Write out the whole listing, matching it exactly.

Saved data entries
┄┄┄┄┄┄┄┄┄┄┄┄┄┄┄┄┄┄┄┄

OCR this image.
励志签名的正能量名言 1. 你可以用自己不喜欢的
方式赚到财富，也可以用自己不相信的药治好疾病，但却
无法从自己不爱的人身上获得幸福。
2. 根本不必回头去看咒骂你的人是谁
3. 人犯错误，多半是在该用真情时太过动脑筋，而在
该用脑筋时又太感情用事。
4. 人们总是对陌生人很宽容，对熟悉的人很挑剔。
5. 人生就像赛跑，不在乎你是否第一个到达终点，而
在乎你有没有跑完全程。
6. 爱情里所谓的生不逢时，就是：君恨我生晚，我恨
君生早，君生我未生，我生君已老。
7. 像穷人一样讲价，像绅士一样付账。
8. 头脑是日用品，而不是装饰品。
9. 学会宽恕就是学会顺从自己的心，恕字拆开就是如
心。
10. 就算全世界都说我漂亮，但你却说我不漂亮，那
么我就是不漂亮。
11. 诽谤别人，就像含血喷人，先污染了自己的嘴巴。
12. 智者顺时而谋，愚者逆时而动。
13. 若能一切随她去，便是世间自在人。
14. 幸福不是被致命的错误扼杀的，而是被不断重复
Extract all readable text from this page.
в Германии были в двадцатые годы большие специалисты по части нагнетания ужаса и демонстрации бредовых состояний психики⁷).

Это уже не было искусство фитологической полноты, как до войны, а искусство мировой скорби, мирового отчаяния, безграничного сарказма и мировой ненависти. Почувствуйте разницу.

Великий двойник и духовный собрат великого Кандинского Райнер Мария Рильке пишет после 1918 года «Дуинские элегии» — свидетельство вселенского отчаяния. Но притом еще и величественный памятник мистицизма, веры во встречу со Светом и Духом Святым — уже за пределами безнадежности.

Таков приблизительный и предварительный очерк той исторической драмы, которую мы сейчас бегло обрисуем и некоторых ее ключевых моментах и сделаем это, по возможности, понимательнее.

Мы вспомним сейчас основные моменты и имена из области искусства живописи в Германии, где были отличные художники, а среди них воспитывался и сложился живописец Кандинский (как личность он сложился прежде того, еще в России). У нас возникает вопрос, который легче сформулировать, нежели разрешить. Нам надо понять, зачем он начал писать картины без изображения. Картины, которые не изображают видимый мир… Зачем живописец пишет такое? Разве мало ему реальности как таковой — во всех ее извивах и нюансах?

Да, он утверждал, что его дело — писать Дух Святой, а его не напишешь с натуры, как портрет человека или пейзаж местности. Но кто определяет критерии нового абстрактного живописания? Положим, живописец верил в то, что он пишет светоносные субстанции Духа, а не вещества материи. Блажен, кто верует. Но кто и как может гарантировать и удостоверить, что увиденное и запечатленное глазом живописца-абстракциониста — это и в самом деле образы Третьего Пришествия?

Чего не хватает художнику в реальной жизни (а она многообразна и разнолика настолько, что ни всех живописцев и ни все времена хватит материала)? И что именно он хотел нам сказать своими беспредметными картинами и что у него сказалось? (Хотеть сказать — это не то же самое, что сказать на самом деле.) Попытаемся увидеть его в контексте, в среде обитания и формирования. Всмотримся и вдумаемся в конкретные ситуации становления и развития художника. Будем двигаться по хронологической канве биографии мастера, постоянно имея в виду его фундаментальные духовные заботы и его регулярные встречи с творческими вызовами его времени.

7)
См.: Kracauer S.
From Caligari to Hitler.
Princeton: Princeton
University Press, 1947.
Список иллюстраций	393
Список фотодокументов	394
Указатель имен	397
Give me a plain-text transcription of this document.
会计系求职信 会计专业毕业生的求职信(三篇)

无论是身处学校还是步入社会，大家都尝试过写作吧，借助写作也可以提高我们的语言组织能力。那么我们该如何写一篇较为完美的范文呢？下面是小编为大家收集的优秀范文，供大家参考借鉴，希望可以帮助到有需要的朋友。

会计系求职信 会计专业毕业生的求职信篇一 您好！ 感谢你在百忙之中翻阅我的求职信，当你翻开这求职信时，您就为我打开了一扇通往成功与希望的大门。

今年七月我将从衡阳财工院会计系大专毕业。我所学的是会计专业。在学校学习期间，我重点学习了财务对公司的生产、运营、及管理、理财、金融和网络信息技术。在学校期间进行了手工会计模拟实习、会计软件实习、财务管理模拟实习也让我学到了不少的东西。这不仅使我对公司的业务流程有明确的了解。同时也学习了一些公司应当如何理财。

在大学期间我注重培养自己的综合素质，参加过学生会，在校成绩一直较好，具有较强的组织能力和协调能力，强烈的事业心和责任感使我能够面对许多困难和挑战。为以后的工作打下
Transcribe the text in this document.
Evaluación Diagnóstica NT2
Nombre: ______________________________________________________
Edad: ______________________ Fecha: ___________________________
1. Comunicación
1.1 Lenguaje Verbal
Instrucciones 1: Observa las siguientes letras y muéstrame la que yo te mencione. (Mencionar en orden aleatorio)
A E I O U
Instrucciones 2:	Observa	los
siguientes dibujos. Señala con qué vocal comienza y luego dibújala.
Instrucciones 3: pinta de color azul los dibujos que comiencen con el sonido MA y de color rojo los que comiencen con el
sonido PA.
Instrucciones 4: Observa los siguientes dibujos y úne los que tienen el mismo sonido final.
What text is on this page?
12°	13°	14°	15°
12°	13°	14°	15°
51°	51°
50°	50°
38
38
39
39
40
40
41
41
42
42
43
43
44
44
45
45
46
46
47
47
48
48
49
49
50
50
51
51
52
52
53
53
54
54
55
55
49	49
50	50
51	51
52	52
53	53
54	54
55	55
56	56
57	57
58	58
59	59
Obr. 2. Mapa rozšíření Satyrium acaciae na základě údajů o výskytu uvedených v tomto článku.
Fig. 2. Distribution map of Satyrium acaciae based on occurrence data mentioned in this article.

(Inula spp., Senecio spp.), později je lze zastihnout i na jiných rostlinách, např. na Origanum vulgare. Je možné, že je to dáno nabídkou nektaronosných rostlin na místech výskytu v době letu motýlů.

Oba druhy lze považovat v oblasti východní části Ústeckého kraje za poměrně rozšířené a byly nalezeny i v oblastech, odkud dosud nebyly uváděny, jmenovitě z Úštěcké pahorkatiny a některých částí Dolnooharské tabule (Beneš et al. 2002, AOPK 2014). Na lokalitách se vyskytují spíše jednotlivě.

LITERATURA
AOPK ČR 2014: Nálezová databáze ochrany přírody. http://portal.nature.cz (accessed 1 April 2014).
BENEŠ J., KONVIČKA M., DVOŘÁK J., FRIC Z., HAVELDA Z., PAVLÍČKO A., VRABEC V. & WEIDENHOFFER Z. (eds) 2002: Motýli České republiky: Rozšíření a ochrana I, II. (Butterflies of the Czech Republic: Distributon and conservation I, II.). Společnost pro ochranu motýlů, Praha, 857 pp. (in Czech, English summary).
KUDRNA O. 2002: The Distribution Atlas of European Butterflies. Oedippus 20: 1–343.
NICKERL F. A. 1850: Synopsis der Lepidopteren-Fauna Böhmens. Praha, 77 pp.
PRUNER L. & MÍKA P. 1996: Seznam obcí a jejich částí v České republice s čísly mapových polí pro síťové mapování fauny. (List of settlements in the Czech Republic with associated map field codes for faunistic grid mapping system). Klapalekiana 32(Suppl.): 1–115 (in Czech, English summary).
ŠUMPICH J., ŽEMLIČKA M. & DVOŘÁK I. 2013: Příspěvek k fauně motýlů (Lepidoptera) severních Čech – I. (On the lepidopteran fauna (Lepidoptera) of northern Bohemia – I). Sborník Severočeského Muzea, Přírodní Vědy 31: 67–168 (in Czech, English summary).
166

┄┄┄┄┄┄┄┄┄┄┄┄┄┄┄┄┄┄┄┄

RESULT FOR THIS TASK>
OCR this image.
励志签名的正能量名言 1. 你可以用自己不喜欢的
方式赚到财富，也可以用自己不相信的药治好疾病，但却
无法从自己不爱的人身上获得幸福。
2. 根本不必回头去看咒骂你的人是谁
3. 人犯错误，多半是在该用真情时太过动脑筋，而在
该用脑筋时又太感情用事。
4. 人们总是对陌生人很宽容，对熟悉的人很挑剔。
5. 人生就像赛跑，不在乎你是否第一个到达终点，而
在乎你有没有跑完全程。
6. 爱情里所谓的生不逢时，就是：君恨我生晚，我恨
君生早，君生我未生，我生君已老。
7. 像穷人一样讲价，像绅士一样付账。
8. 头脑是日用品，而不是装饰品。
9. 学会宽恕就是学会顺从自己的心，恕字拆开就是如
心。
10. 就算全世界都说我漂亮，但你却说我不漂亮，那
么我就是不漂亮。
11. 诽谤别人，就像含血喷人，先污染了自己的嘴巴。
12. 智者顺时而谋，愚者逆时而动。
13. 若能一切随她去，便是世间自在人。
14. 幸福不是被致命的错误扼杀的，而是被不断重复
Extract all readable text from this page.
в Германии были в двадцатые годы большие специалисты по части нагнетания ужаса и демонстрации бредовых состояний психики⁷).

Это уже не было искусство фитологической полноты, как до войны, а искусство мировой скорби, мирового отчаяния, безграничного сарказма и мировой ненависти. Почувствуйте разницу.

Великий двойник и духовный собрат великого Кандинского Райнер Мария Рильке пишет после 1918 года «Дуинские элегии» — свидетельство вселенского отчаяния. Но притом еще и величественный памятник мистицизма, веры во встречу со Светом и Духом Святым — уже за пределами безнадежности.

Таков приблизительный и предварительный очерк той исторической драмы, которую мы сейчас бегло обрисуем и некоторых ее ключевых моментах и сделаем это, по возможности, понимательнее.

Мы вспомним сейчас основные моменты и имена из области искусства живописи в Германии, где были отличные художники, а среди них воспитывался и сложился живописец Кандинский (как личность он сложился прежде того, еще в России). У нас возникает вопрос, который легче сформулировать, нежели разрешить. Нам надо понять, зачем он начал писать картины без изображения. Картины, которые не изображают видимый мир… Зачем живописец пишет такое? Разве мало ему реальности как таковой — во всех ее извивах и нюансах?

Да, он утверждал, что его дело — писать Дух Святой, а его не напишешь с натуры, как портрет человека или пейзаж местности. Но кто определяет критерии нового абстрактного живописания? Положим, живописец верил в то, что он пишет светоносные субстанции Духа, а не вещества материи. Блажен, кто верует. Но кто и как может гарантировать и удостоверить, что увиденное и запечатленное глазом живописца-абстракциониста — это и в самом деле образы Третьего Пришествия?

Чего не хватает художнику в реальной жизни (а она многообразна и разнолика настолько, что ни всех живописцев и ни все времена хватит материала)? И что именно он хотел нам сказать своими беспредметными картинами и что у него сказалось? (Хотеть сказать — это не то же самое, что сказать на самом деле.) Попытаемся увидеть его в контексте, в среде обитания и формирования. Всмотримся и вдумаемся в конкретные ситуации становления и развития художника. Будем двигаться по хронологической канве биографии мастера, постоянно имея в виду его фундаментальные духовные заботы и его регулярные встречи с творческими вызовами его времени.

7)
См.: Kracauer S.
From Caligari to Hitler.
Princeton: Princeton
University Press, 1947.
Список иллюстраций	393
Список фотодокументов	394
Указатель имен	397
Give me a plain-text transcription of this document.
会计系求职信 会计专业毕业生的求职信(三篇)

无论是身处学校还是步入社会，大家都尝试过写作吧，借助写作也可以提高我们的语言组织能力。那么我们该如何写一篇较为完美的范文呢？下面是小编为大家收集的优秀范文，供大家参考借鉴，希望可以帮助到有需要的朋友。

会计系求职信 会计专业毕业生的求职信篇一 您好！ 感谢你在百忙之中翻阅我的求职信，当你翻开这求职信时，您就为我打开了一扇通往成功与希望的大门。

今年七月我将从衡阳财工院会计系大专毕业。我所学的是会计专业。在学校学习期间，我重点学习了财务对公司的生产、运营、及管理、理财、金融和网络信息技术。在学校期间进行了手工会计模拟实习、会计软件实习、财务管理模拟实习也让我学到了不少的东西。这不仅使我对公司的业务流程有明确的了解。同时也学习了一些公司应当如何理财。

在大学期间我注重培养自己的综合素质，参加过学生会，在校成绩一直较好，具有较强的组织能力和协调能力，强烈的事业心和责任感使我能够面对许多困难和挑战。为以后的工作打下
Transcribe the text in this document.
Evaluación Diagnóstica NT2
Nombre: ______________________________________________________
Edad: ______________________ Fecha: ___________________________
1. Comunicación
1.1 Lenguaje Verbal
Instrucciones 1: Observa las siguientes letras y muéstrame la que yo te mencione. (Mencionar en orden aleatorio)
A E I O U
Instrucciones 2:	Observa	los
siguientes dibujos. Señala con qué vocal comienza y luego dibújala.
Instrucciones 3: pinta de color azul los dibujos que comiencen con el sonido MA y de color rojo los que comiencen con el
sonido PA.
Instrucciones 4: Observa los siguientes dibujos y úne los que tienen el mismo sonido final.
What text is on this page?
12°	13°	14°	15°
12°	13°	14°	15°
51°	51°
50°	50°
38
38
39
39
40
40
41
41
42
42
43
43
44
44
45
45
46
46
47
47
48
48
49
49
50
50
51
51
52
52
53
53
54
54
55
55
49	49
50	50
51	51
52	52
53	53
54	54
55	55
56	56
57	57
58	58
59	59
Obr. 2. Mapa rozšíření Satyrium acaciae na základě údajů o výskytu uvedených v tomto článku.
Fig. 2. Distribution map of Satyrium acaciae based on occurrence data mentioned in this article.

(Inula spp., Senecio spp.), později je lze zastihnout i na jiných rostlinách, např. na Origanum vulgare. Je možné, že je to dáno nabídkou nektaronosných rostlin na místech výskytu v době letu motýlů.

Oba druhy lze považovat v oblasti východní části Ústeckého kraje za poměrně rozšířené a byly nalezeny i v oblastech, odkud dosud nebyly uváděny, jmenovitě z Úštěcké pahorkatiny a některých částí Dolnooharské tabule (Beneš et al. 2002, AOPK 2014). Na lokalitách se vyskytují spíše jednotlivě.

LITERATURA
AOPK ČR 2014: Nálezová databáze ochrany přírody. http://portal.nature.cz (accessed 1 April 2014).
BENEŠ J., KONVIČKA M., DVOŘÁK J., FRIC Z., HAVELDA Z., PAVLÍČKO A., VRABEC V. & WEIDENHOFFER Z. (eds) 2002: Motýli České republiky: Rozšíření a ochrana I, II. (Butterflies of the Czech Republic: Distributon and conservation I, II.). Společnost pro ochranu motýlů, Praha, 857 pp. (in Czech, English summary).
KUDRNA O. 2002: The Distribution Atlas of European Butterflies. Oedippus 20: 1–343.
NICKERL F. A. 1850: Synopsis der Lepidopteren-Fauna Böhmens. Praha, 77 pp.
PRUNER L. & MÍKA P. 1996: Seznam obcí a jejich částí v České republice s čísly mapových polí pro síťové mapování fauny. (List of settlements in the Czech Republic with associated map field codes for faunistic grid mapping system). Klapalekiana 32(Suppl.): 1–115 (in Czech, English summary).
ŠUMPICH J., ŽEMLIČKA M. & DVOŘÁK I. 2013: Příspěvek k fauně motýlů (Lepidoptera) severních Čech – I. (On the lepidopteran fauna (Lepidoptera) of northern Bohemia – I). Sborník Severočeského Muzea, Přírodní Vědy 31: 67–168 (in Czech, English summary).
166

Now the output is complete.